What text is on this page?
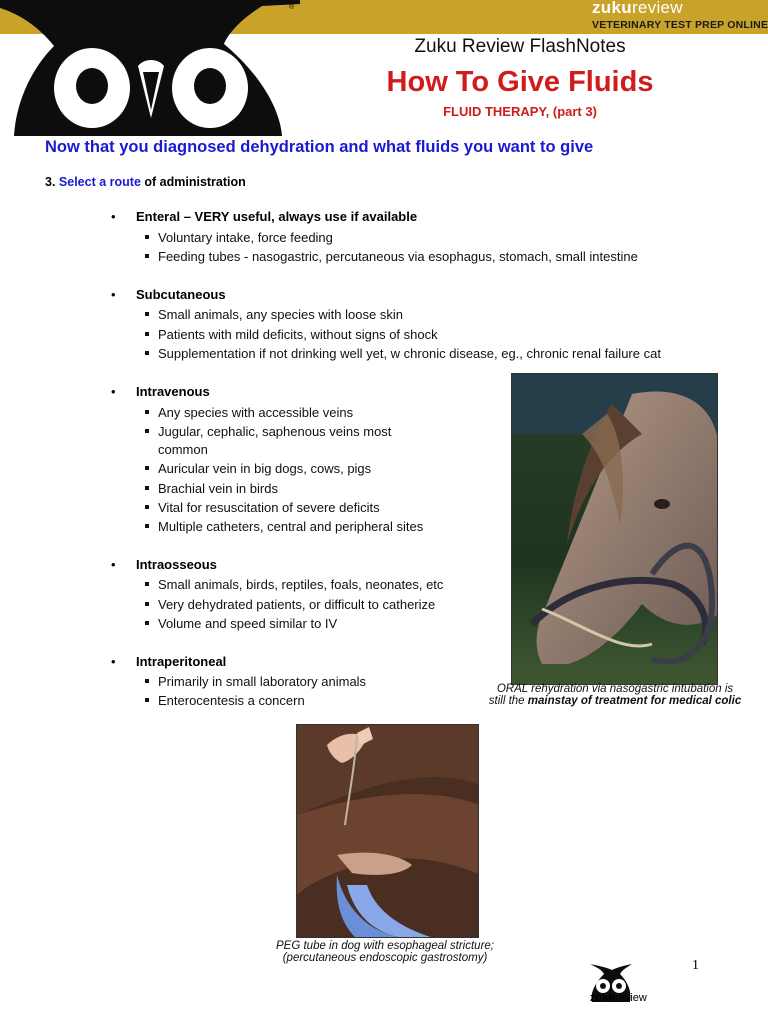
zukureview
VETERINARY TEST PREP ONLINE
®
Zuku Review FlashNotes
How To Give Fluids
FLUID THERAPY, (part 3)
Now that you diagnosed dehydration and what fluids you want to give
3. Select a route of administration
• Enteral – VERY useful, always use if available
Voluntary intake, force feeding
Feeding tubes - nasogastric, percutaneous via esophagus, stomach, small intestine
• Subcutaneous
Small animals, any species with loose skin
Patients with mild deficits, without signs of shock
Supplementation if not drinking well yet, w chronic disease, eg., chronic renal failure cat
• Intravenous
Any species with accessible veins
Jugular, cephalic, saphenous veins most
common
Auricular vein in big dogs, cows, pigs
Brachial vein in birds
Vital for resuscitation of severe deficits
Multiple catheters, central and peripheral sites
• Intraosseous
Small animals, birds, reptiles, foals, neonates, etc
Very dehydrated patients, or difficult to catherize
Volume and speed similar to IV
• Intraperitoneal
Primarily in small laboratory animals
Enterocentesis a concern
ORAL rehydration via nasogastric intubation is
still the mainstay of treatment for medical colic
PEG tube in dog with esophageal stricture;
(percutaneous endoscopic gastrostomy)	1
zukureview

:: THE TASK ::
Find the word "with" in the listing above, then copy each line where it turns up.

:: SOLUTION TO THE PROBLEM ::
Small animals, any species with loose skin
Patients with mild deficits, without signs of shock
Any species with accessible veins
PEG tube in dog with esophageal stricture;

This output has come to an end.